Supplied records:
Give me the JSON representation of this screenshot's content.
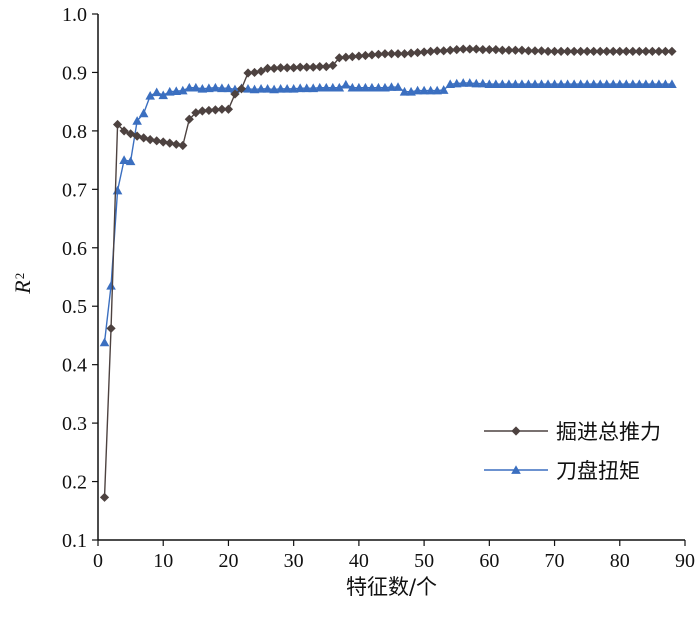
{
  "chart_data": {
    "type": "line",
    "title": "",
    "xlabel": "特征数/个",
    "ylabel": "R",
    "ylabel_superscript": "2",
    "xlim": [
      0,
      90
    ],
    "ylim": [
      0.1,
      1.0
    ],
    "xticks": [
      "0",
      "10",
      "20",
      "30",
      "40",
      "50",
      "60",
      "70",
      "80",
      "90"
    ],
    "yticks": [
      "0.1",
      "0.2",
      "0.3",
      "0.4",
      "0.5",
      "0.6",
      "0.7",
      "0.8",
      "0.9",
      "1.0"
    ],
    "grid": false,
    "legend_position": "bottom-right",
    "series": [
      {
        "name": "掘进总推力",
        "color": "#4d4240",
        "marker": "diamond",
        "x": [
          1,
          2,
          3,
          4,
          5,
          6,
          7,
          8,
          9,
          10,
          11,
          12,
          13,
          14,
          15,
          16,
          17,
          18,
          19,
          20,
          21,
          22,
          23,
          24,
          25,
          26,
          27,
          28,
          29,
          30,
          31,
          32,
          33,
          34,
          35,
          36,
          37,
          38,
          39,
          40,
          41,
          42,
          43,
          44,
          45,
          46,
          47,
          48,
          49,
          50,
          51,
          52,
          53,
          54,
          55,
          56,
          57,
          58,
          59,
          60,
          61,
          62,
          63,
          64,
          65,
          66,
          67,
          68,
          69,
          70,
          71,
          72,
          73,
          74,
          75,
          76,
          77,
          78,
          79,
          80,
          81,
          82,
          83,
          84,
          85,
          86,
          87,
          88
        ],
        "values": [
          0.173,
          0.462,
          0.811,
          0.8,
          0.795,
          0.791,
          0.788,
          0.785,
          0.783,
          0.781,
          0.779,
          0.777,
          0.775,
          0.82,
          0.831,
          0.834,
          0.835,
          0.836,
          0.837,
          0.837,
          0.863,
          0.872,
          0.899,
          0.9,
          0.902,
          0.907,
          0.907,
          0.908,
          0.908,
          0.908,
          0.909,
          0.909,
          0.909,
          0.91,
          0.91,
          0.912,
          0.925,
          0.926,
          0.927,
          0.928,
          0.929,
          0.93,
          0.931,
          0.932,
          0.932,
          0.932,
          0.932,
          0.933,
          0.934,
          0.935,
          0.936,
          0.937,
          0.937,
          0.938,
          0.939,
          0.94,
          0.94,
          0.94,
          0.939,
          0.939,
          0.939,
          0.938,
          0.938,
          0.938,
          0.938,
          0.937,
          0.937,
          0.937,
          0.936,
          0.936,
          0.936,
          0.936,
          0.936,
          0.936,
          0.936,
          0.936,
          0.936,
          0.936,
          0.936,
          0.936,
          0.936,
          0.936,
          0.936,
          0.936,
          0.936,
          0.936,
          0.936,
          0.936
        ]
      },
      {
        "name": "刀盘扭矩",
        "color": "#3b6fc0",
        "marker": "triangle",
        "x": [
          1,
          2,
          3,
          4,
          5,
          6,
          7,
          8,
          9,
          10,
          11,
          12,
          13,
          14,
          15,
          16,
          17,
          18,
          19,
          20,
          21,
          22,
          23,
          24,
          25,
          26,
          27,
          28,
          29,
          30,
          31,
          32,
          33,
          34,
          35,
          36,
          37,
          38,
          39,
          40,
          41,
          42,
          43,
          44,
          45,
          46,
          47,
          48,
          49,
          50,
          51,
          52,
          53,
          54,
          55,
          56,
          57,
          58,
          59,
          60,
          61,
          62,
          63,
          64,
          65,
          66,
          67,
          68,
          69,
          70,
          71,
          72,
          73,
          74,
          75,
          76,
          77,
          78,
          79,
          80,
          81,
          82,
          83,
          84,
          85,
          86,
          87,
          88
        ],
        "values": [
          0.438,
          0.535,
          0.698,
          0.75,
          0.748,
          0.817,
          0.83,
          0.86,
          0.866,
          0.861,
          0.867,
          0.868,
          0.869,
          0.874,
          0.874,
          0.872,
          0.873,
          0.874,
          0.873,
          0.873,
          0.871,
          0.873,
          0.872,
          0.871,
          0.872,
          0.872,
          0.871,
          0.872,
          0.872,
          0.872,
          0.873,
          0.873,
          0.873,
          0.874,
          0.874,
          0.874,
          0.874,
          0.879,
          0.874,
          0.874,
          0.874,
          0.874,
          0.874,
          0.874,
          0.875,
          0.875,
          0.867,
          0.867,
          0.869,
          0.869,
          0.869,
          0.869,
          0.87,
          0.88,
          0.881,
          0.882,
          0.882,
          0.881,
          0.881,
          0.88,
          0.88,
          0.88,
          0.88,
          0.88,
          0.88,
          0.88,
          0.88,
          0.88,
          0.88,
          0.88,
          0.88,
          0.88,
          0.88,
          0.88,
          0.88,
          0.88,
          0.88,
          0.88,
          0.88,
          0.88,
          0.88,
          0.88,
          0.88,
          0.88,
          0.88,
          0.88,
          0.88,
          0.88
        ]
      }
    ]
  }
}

--

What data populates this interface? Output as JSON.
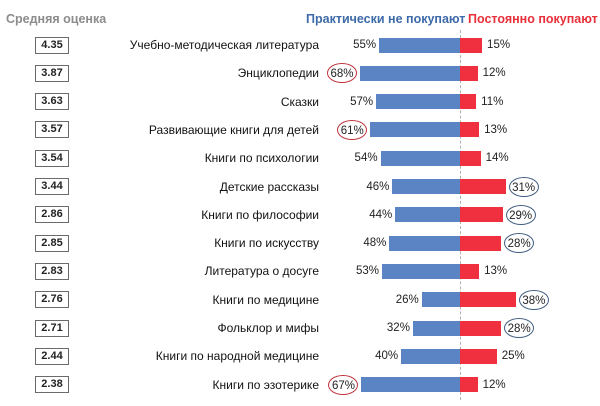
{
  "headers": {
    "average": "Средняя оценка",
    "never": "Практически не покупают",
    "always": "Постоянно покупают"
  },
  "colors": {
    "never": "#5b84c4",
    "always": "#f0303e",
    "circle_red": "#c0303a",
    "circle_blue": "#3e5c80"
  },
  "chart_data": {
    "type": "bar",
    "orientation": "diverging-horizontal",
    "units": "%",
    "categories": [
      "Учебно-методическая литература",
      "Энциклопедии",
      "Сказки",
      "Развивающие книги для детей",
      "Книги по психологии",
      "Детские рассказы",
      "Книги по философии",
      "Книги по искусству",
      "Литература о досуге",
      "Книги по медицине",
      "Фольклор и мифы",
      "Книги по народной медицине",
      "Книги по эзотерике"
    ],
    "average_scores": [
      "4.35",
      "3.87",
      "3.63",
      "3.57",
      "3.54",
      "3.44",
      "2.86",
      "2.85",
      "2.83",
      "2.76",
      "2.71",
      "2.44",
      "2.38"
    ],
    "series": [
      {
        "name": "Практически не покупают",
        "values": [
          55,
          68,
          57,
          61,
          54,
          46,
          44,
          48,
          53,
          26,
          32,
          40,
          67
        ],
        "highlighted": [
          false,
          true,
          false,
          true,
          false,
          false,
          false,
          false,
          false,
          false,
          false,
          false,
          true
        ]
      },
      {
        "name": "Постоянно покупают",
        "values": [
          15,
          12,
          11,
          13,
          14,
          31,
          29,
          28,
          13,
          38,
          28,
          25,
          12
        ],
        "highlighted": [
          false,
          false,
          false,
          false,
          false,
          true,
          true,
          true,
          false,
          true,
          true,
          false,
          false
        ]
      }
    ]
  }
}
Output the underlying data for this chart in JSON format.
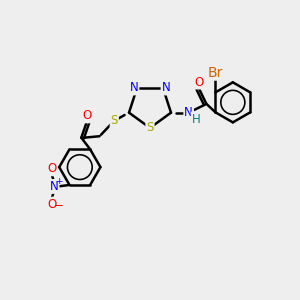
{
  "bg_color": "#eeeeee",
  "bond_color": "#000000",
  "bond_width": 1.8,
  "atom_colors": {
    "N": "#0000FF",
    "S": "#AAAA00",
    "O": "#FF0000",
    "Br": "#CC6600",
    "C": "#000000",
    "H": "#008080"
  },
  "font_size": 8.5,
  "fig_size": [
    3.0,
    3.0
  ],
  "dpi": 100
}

What this task involves: State the number of lines in the data that include the string "Output", and add nothing else.

Exercise answer: 2